[start]
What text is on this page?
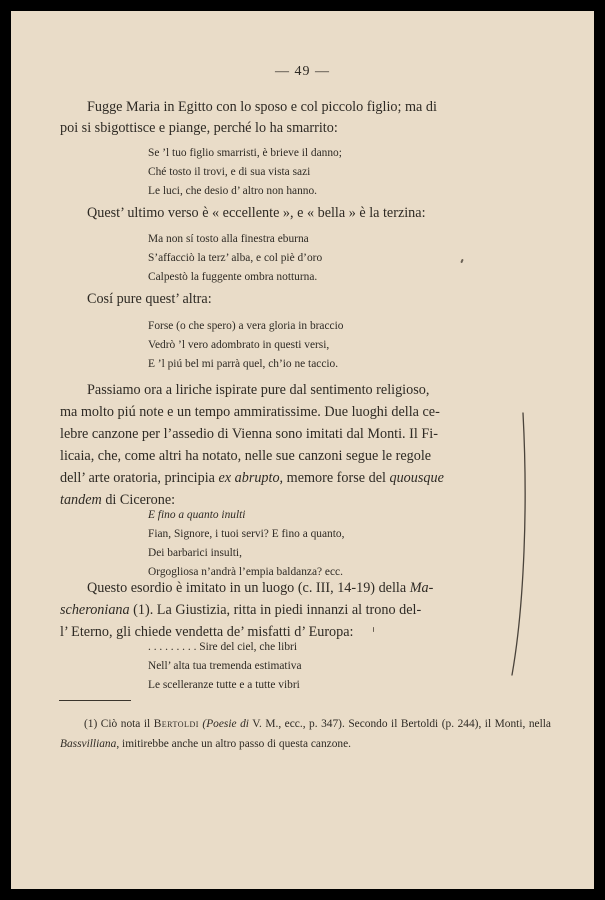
— 49 —

Fugge Maria in Egitto con lo sposo e col piccolo figlio; ma di

poi si sbigottisce e piange, perché lo ha smarrito:

Se ’l tuo figlio smarristi, è brieve il danno;
Ché tosto il trovi, e di sua vista sazi
Le luci, che desio d’ altro non hanno.

Quest’ ultimo verso è « eccellente », e « bella » è la terzina:

Ma non sí tosto alla finestra eburna
S’affacciò la terz’ alba, e col piè d’oro
Calpestò la fuggente ombra notturna.

Cosí pure quest’ altra:

Forse (o che spero) a vera gloria in braccio
Vedrò ’l vero adombrato in questi versi,
E ’l piú bel mi parrà quel, ch’io ne taccio.

Passiamo ora a liriche ispirate pure dal sentimento religioso,

ma molto piú note e un tempo ammiratissime. Due luoghi della ce-

lebre canzone per l’assedio di Vienna sono imitati dal Monti. Il Fi-

licaia, che, come altri ha notato, nelle sue canzoni segue le regole

dell’ arte oratoria, principia ex abrupto, memore forse del quousque

tandem di Cicerone:

E fino a quanto inulti
Fian, Signore, i tuoi servi? E fino a quanto,
Dei barbarici insulti,
Orgogliosa n’andrà l’empia baldanza? ecc.

Questo esordio è imitato in un luogo (c. III, 14-19) della Ma-

scheroniana (1). La Giustizia, ritta in piedi innanzi al trono del-

l’ Eterno, gli chiede vendetta de’ misfatti d’ Europa:

. . . . . . . . . Sire del ciel, che libri
Nell’ alta tua tremenda estimativa
Le scelleranze tutte e a tutte vibri

(1) Ciò nota il Bertoldi (Poesie di V. M., ecc., p. 347). Secondo il Bertoldi (p. 244), il Monti, nella Bassvilliana, imitirebbe anche un altro passo di questa canzone.
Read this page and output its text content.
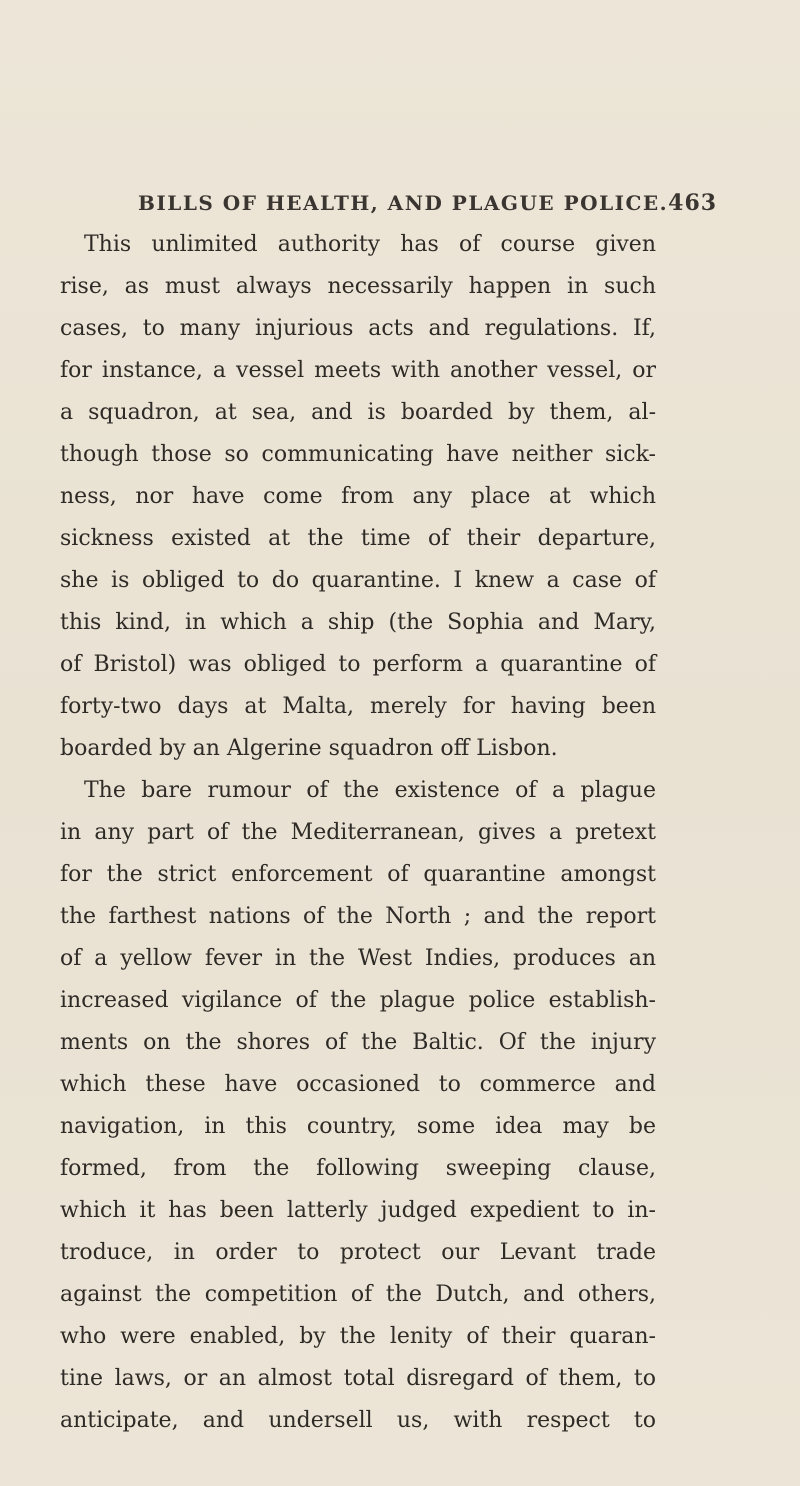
BILLS OF HEALTH, AND PLAGUE POLICE. 463
This unlimited authority has of course given
rise, as must always necessarily happen in such
cases, to many injurious acts and regulations. If,
for instance, a vessel meets with another vessel, or
a squadron, at sea, and is boarded by them, al-
though those so communicating have neither sick-
ness, nor have come from any place at which
sickness existed at the time of their departure,
she is obliged to do quarantine. I knew a case of
this kind, in which a ship (the Sophia and Mary,
of Bristol) was obliged to perform a quarantine of
forty-two days at Malta, merely for having been
boarded by an Algerine squadron off Lisbon.
The bare rumour of the existence of a plague
in any part of the Mediterranean, gives a pretext
for the strict enforcement of quarantine amongst
the farthest nations of the North ; and the report
of a yellow fever in the West Indies, produces an
increased vigilance of the plague police establish-
ments on the shores of the Baltic. Of the injury
which these have occasioned to commerce and
navigation, in this country, some idea may be
formed, from the following sweeping clause,
which it has been latterly judged expedient to in-
troduce, in order to protect our Levant trade
against the competition of the Dutch, and others,
who were enabled, by the lenity of their quaran-
tine laws, or an almost total disregard of them, to
anticipate, and undersell us, with respect to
[end]
◆ WHAT THIS TASK INVOLVES ◆
Find every line in the records above that contains the word "pure", and copy each one.

◆ TASK OUTPUT ◆
Cosí pure quest’ altra:
Passiamo ora a liriche ispirate pure dal sentimento religioso,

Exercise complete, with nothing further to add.